▸ **SET TASK**: Search the material for "this" and show all lines that contain it.

[begin DATA SECTION]

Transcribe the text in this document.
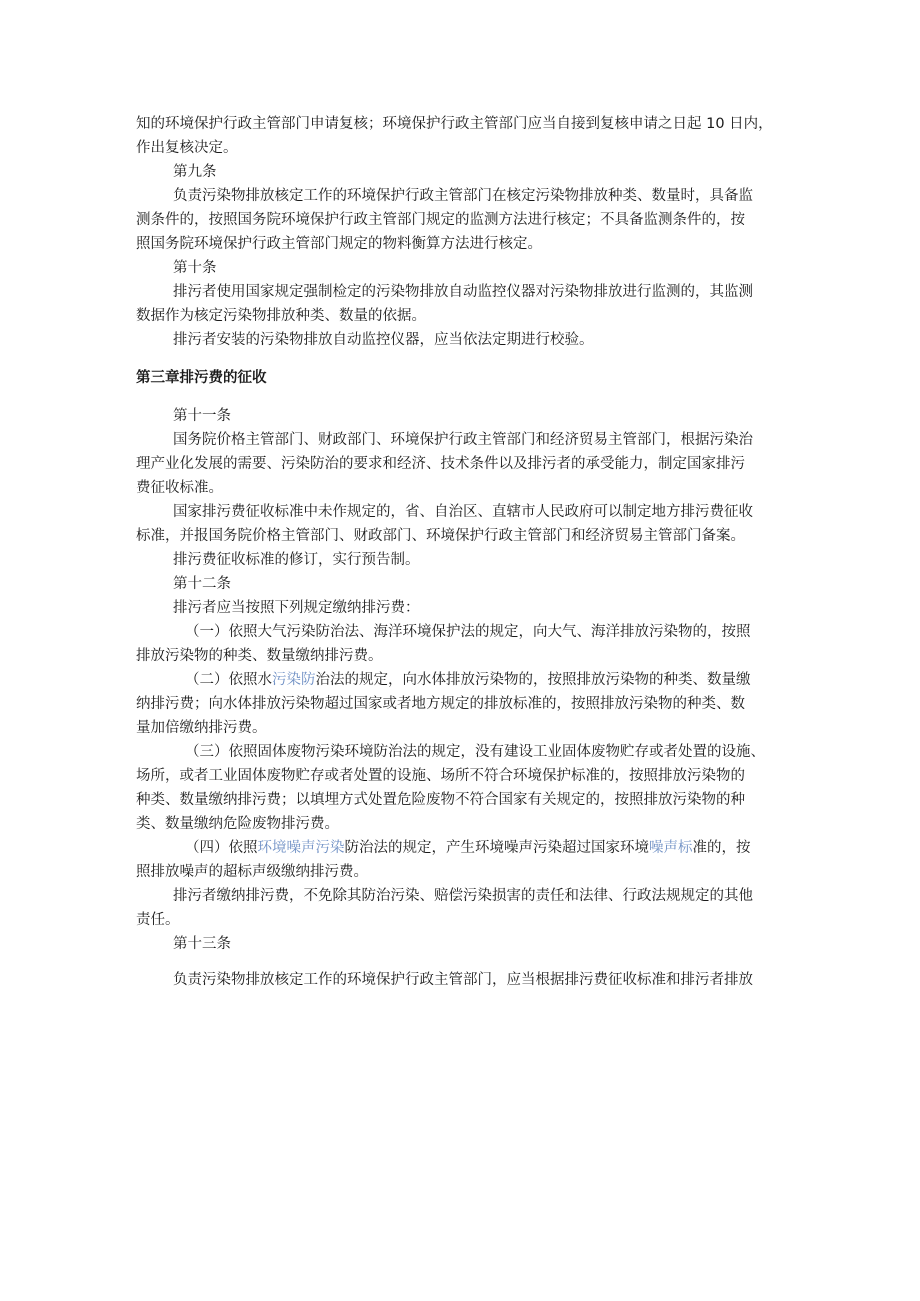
知的环境保护行政主管部门申请复核；环境保护行政主管部门应当自接到复核申请之日起 10 日内，

作出复核决定。

第九条

负责污染物排放核定工作的环境保护行政主管部门在核定污染物排放种类、数量时，具备监

测条件的，按照国务院环境保护行政主管部门规定的监测方法进行核定；不具备监测条件的，按

照国务院环境保护行政主管部门规定的物料衡算方法进行核定。

第十条

排污者使用国家规定强制检定的污染物排放自动监控仪器对污染物排放进行监测的，其监测

数据作为核定污染物排放种类、数量的依据。

排污者安装的污染物排放自动监控仪器，应当依法定期进行校验。

第三章排污费的征收

第十一条

国务院价格主管部门、财政部门、环境保护行政主管部门和经济贸易主管部门，根据污染治

理产业化发展的需要、污染防治的要求和经济、技术条件以及排污者的承受能力，制定国家排污

费征收标准。

国家排污费征收标准中未作规定的，省、自治区、直辖市人民政府可以制定地方排污费征收

标准，并报国务院价格主管部门、财政部门、环境保护行政主管部门和经济贸易主管部门备案。

排污费征收标准的修订，实行预告制。

第十二条

排污者应当按照下列规定缴纳排污费：

（一）依照大气污染防治法、海洋环境保护法的规定，向大气、海洋排放污染物的，按照

排放污染物的种类、数量缴纳排污费。

（二）依照水污染防治法的规定，向水体排放污染物的，按照排放污染物的种类、数量缴

纳排污费；向水体排放污染物超过国家或者地方规定的排放标准的，按照排放污染物的种类、数

量加倍缴纳排污费。

（三）依照固体废物污染环境防治法的规定，没有建设工业固体废物贮存或者处置的设施、

场所，或者工业固体废物贮存或者处置的设施、场所不符合环境保护标准的，按照排放污染物的

种类、数量缴纳排污费；以填埋方式处置危险废物不符合国家有关规定的，按照排放污染物的种

类、数量缴纳危险废物排污费。

（四）依照环境噪声污染防治法的规定，产生环境噪声污染超过国家环境噪声标准的，按

照排放噪声的超标声级缴纳排污费。

排污者缴纳排污费，不免除其防治污染、赔偿污染损害的责任和法律、行政法规规定的其他

责任。

第十三条

负责污染物排放核定工作的环境保护行政主管部门，应当根据排污费征收标准和排污者排放
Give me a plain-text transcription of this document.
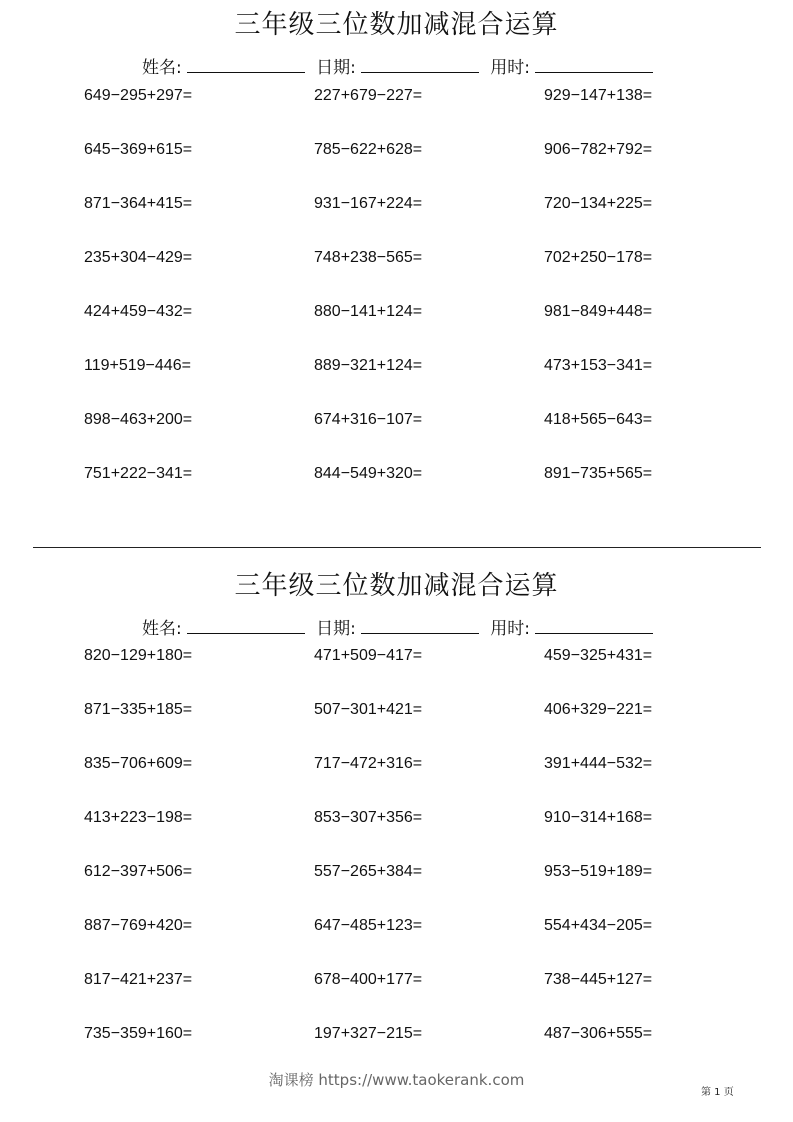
三年级三位数加减混合运算
姓名:	日期:	用时:
649−295+297=	227+679−227=	929−147+138=
645−369+615=	785−622+628=	906−782+792=
871−364+415=	931−167+224=	720−134+225=
235+304−429=	748+238−565=	702+250−178=
424+459−432=	880−141+124=	981−849+448=
119+519−446=	889−321+124=	473+153−341=
898−463+200=	674+316−107=	418+565−643=
751+222−341=	844−549+320=	891−735+565=
三年级三位数加减混合运算
姓名:	日期:	用时:
820−129+180=	471+509−417=	459−325+431=
871−335+185=	507−301+421=	406+329−221=
835−706+609=	717−472+316=	391+444−532=
413+223−198=	853−307+356=	910−314+168=
612−397+506=	557−265+384=	953−519+189=
887−769+420=	647−485+123=	554+434−205=
817−421+237=	678−400+177=	738−445+127=
735−359+160=	197+327−215=	487−306+555=
淘课榜 https://www.taokerank.com
第 1 页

[end DATA SECTION]

▸ **RESULT OF THE TASK**:
Transcribe the text in this document.
Give me a plain-text transcription of this document.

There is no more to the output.